═════ ENTRIES SHOWN

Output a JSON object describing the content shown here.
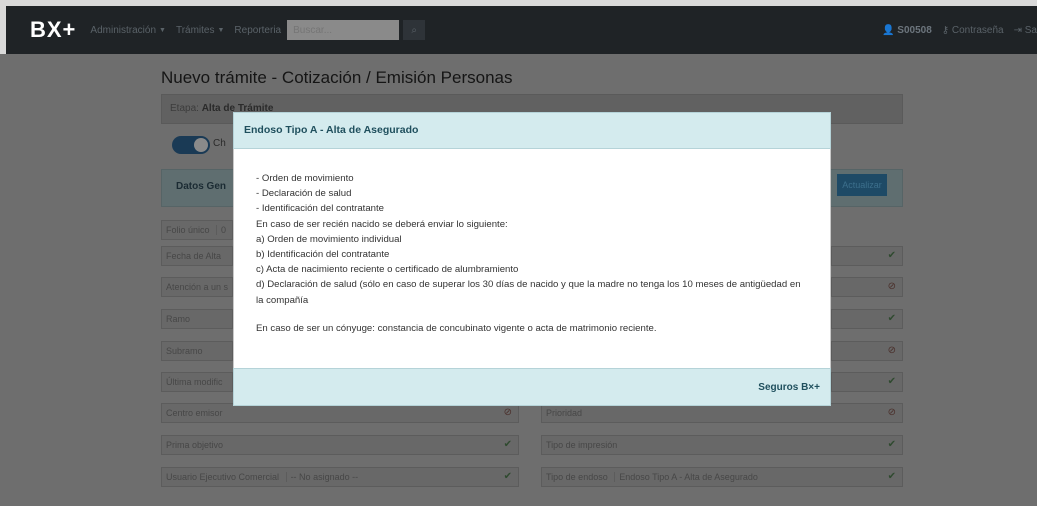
{
  "navbar": {
    "brand": "BX+",
    "menu": [
      {
        "label": "Administración"
      },
      {
        "label": "Trámites"
      },
      {
        "label": "Reporteria"
      }
    ],
    "search_placeholder": "Buscar...",
    "user": "S00508",
    "password_label": "Contraseña",
    "logout_label": "Sa"
  },
  "page": {
    "title": "Nuevo trámite - Cotización / Emisión Personas",
    "etapa_label": "Etapa:",
    "etapa_value": "Alta de Trámite",
    "toggle_label": "Ch",
    "datos_label": "Datos Gen",
    "actualizar": "Actualizar",
    "left_fields": [
      {
        "label": "Folio único",
        "value": "0"
      },
      {
        "label": "Fecha de Alta",
        "value": ""
      },
      {
        "label": "Atención a un s",
        "value": ""
      },
      {
        "label": "Ramo",
        "value": ""
      },
      {
        "label": "Subramo",
        "value": ""
      },
      {
        "label": "Última modific",
        "value": ""
      },
      {
        "label": "Centro emisor",
        "value": ""
      },
      {
        "label": "Prima objetivo",
        "value": ""
      },
      {
        "label": "Usuario Ejecutivo Comercial",
        "value": "-- No asignado --"
      }
    ],
    "right_fields": [
      {
        "label": "Prioridad",
        "value": ""
      },
      {
        "label": "Tipo de impresión",
        "value": ""
      },
      {
        "label": "Tipo de endoso",
        "value": "Endoso Tipo A - Alta de Asegurado"
      }
    ]
  },
  "modal": {
    "title": "Endoso Tipo A - Alta de Asegurado",
    "lines": [
      "- Orden de movimiento",
      "- Declaración de salud",
      "- Identificación del contratante",
      "En caso de ser recién nacido se deberá enviar lo siguiente:",
      "a) Orden de movimiento individual",
      "b) Identificación del contratante",
      "c) Acta de nacimiento reciente o certificado de alumbramiento",
      "d) Declaración de salud (sólo en caso de superar los 30 días de nacido y que la madre no tenga los 10 meses de antigüedad en la compañía"
    ],
    "last_line": "En caso de ser un cónyuge: constancia de concubinato vigente o acta de matrimonio reciente.",
    "footer": "Seguros B×+"
  },
  "icons": {
    "ok": "check-icon",
    "warn": "ban-icon"
  }
}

══════════

SET EXERCISE: Copy each line that contains the word "caso".

WRITTEN SOLUTION:
      "En caso de ser recién nacido se deberá enviar lo siguiente:",
      "d) Declaración de salud (sólo en caso de superar los 30 días de nacido y que la madre no tenga los 10 meses de antigüedad en la compañía"
    "last_line": "En caso de ser un cónyuge: constancia de concubinato vigente o acta de matrimonio reciente.",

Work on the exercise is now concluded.